Problem to solve: Transcribe the listing below line for line, without changing anything, and leave the picture out.

Labeled region entries:
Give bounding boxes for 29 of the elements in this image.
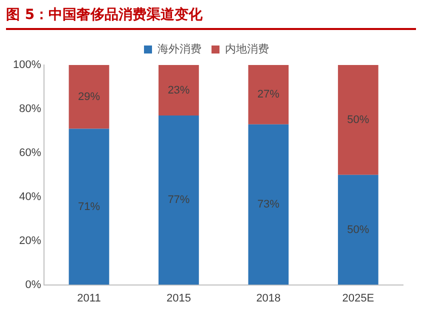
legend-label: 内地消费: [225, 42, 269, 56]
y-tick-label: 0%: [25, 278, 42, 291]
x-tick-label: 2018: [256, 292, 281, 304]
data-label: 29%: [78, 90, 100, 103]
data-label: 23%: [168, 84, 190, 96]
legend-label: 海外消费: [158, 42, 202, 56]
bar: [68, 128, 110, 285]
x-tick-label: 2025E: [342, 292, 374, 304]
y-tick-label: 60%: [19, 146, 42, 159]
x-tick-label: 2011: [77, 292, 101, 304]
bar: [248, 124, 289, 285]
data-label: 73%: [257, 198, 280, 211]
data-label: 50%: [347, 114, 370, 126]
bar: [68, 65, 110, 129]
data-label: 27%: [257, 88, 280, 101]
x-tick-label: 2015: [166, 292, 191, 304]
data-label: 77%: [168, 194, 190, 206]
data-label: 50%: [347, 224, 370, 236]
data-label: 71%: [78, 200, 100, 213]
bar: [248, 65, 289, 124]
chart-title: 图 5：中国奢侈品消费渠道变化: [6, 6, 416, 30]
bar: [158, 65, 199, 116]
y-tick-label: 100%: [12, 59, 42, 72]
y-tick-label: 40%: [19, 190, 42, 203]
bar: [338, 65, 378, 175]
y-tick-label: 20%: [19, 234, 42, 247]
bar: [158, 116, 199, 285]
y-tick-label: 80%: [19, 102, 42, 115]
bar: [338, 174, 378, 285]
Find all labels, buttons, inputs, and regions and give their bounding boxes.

Solution below:
Give bounding boxes for 29 of the elements in this image.
legend-label: 内地消费: [225, 42, 269, 56]
y-tick-label: 0%: [25, 278, 42, 291]
x-tick-label: 2018: [256, 292, 281, 304]
data-label: 29%: [78, 90, 100, 103]
data-label: 23%: [168, 84, 190, 96]
legend-label: 海外消费: [158, 42, 202, 56]
bar: [68, 128, 110, 285]
x-tick-label: 2025E: [342, 292, 374, 304]
y-tick-label: 60%: [19, 146, 42, 159]
x-tick-label: 2011: [77, 292, 101, 304]
bar: [248, 124, 289, 285]
data-label: 73%: [257, 198, 280, 211]
data-label: 50%: [347, 114, 370, 126]
bar: [68, 65, 110, 129]
data-label: 27%: [257, 88, 280, 101]
x-tick-label: 2015: [166, 292, 191, 304]
data-label: 77%: [168, 194, 190, 206]
data-label: 50%: [347, 224, 370, 236]
data-label: 71%: [78, 200, 100, 213]
bar: [248, 65, 289, 124]
chart-title: 图 5：中国奢侈品消费渠道变化: [6, 6, 416, 30]
bar: [158, 65, 199, 116]
y-tick-label: 100%: [12, 59, 42, 72]
y-tick-label: 40%: [19, 190, 42, 203]
bar: [338, 65, 378, 175]
y-tick-label: 20%: [19, 234, 42, 247]
bar: [158, 116, 199, 285]
y-tick-label: 80%: [19, 102, 42, 115]
bar: [338, 174, 378, 285]
Find all labels, buttons, inputs, and regions and give their bounding boxes.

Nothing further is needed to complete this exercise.